**TASK STATEMENT**. Wherever the word "init" turns up in a line of the entries, copy that line.

— START GIVEN INFORMATION —

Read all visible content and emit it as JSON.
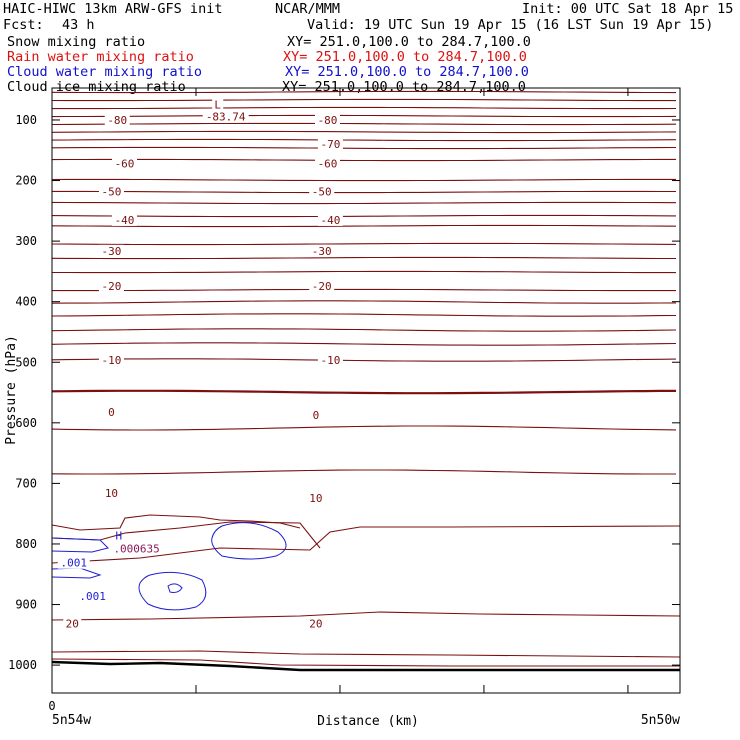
{
  "header": {
    "model": "HAIC-HIWC 13km ARW-GFS init",
    "org": "NCAR/MMM",
    "init": "Init: 00 UTC Sat 18 Apr 15",
    "fcst_label": "Fcst:",
    "fcst_value": "43 h",
    "valid": "Valid: 19 UTC Sun 19 Apr 15 (16 LST Sun 19 Apr 15)",
    "fields": [
      {
        "name": "Snow mixing ratio",
        "xy": "XY= 251.0,100.0 to 284.7,100.0",
        "color": "#000000"
      },
      {
        "name": "Rain water mixing ratio",
        "xy": "XY= 251.0,100.0 to 284.7,100.0",
        "color": "#dd1111"
      },
      {
        "name": "Cloud water mixing ratio",
        "xy": "XY= 251.0,100.0 to 284.7,100.0",
        "color": "#1111cc"
      },
      {
        "name": "Cloud ice mixing ratio",
        "xy": "XY= 251.0,100.0 to 284.7,100.0",
        "color": "#000000"
      }
    ]
  },
  "chart_data": {
    "type": "line",
    "title": "",
    "xlabel": "Distance (km)",
    "ylabel": "Pressure (hPa)",
    "x_tick_labels": [
      "0"
    ],
    "x_endpoints": [
      "5n54w",
      "5n50w"
    ],
    "y_ticks": [
      100,
      200,
      300,
      400,
      500,
      600,
      700,
      800,
      900,
      1000
    ],
    "ylim": [
      1050,
      50
    ],
    "colors": {
      "temperature": "#7a1010",
      "cloud_water": "#1f1fd0",
      "snow": "#000000"
    },
    "temperature_contour_labels": [
      {
        "value": "-80",
        "x": 0.45,
        "p": 100
      },
      {
        "value": "-80",
        "x": 1.9,
        "p": 100
      },
      {
        "value": "-70",
        "x": 1.92,
        "p": 140
      },
      {
        "value": "-60",
        "x": 0.5,
        "p": 172
      },
      {
        "value": "-60",
        "x": 1.9,
        "p": 172
      },
      {
        "value": "-50",
        "x": 0.41,
        "p": 218
      },
      {
        "value": "-50",
        "x": 1.86,
        "p": 218
      },
      {
        "value": "-40",
        "x": 0.5,
        "p": 265
      },
      {
        "value": "-40",
        "x": 1.92,
        "p": 265
      },
      {
        "value": "-30",
        "x": 0.41,
        "p": 316
      },
      {
        "value": "-30",
        "x": 1.86,
        "p": 316
      },
      {
        "value": "-20",
        "x": 0.41,
        "p": 374
      },
      {
        "value": "-20",
        "x": 1.86,
        "p": 374
      },
      {
        "value": "-10",
        "x": 0.41,
        "p": 496
      },
      {
        "value": "-10",
        "x": 1.92,
        "p": 496
      },
      {
        "value": "0",
        "x": 0.41,
        "p": 582
      },
      {
        "value": "0",
        "x": 1.82,
        "p": 587
      },
      {
        "value": "10",
        "x": 0.41,
        "p": 716
      },
      {
        "value": "10",
        "x": 1.82,
        "p": 724
      },
      {
        "value": "20",
        "x": 0.14,
        "p": 931
      },
      {
        "value": "20",
        "x": 1.82,
        "p": 931
      }
    ],
    "minimum": {
      "marker": "L",
      "value": "-83.74",
      "x": 1.06,
      "p": 83
    },
    "cloud_water_labels": [
      {
        "value": ".001",
        "x": 0.15,
        "p": 831
      },
      {
        "value": ".001",
        "x": 0.28,
        "p": 886
      }
    ],
    "cloud_water_max": {
      "marker": "H",
      "value": ".000635",
      "x": 0.41,
      "p": 799
    }
  }
}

— END GIVEN INFORMATION —

**ANSWER**.
    "model": "HAIC-HIWC 13km ARW-GFS init",
    "init": "Init: 00 UTC Sat 18 Apr 15",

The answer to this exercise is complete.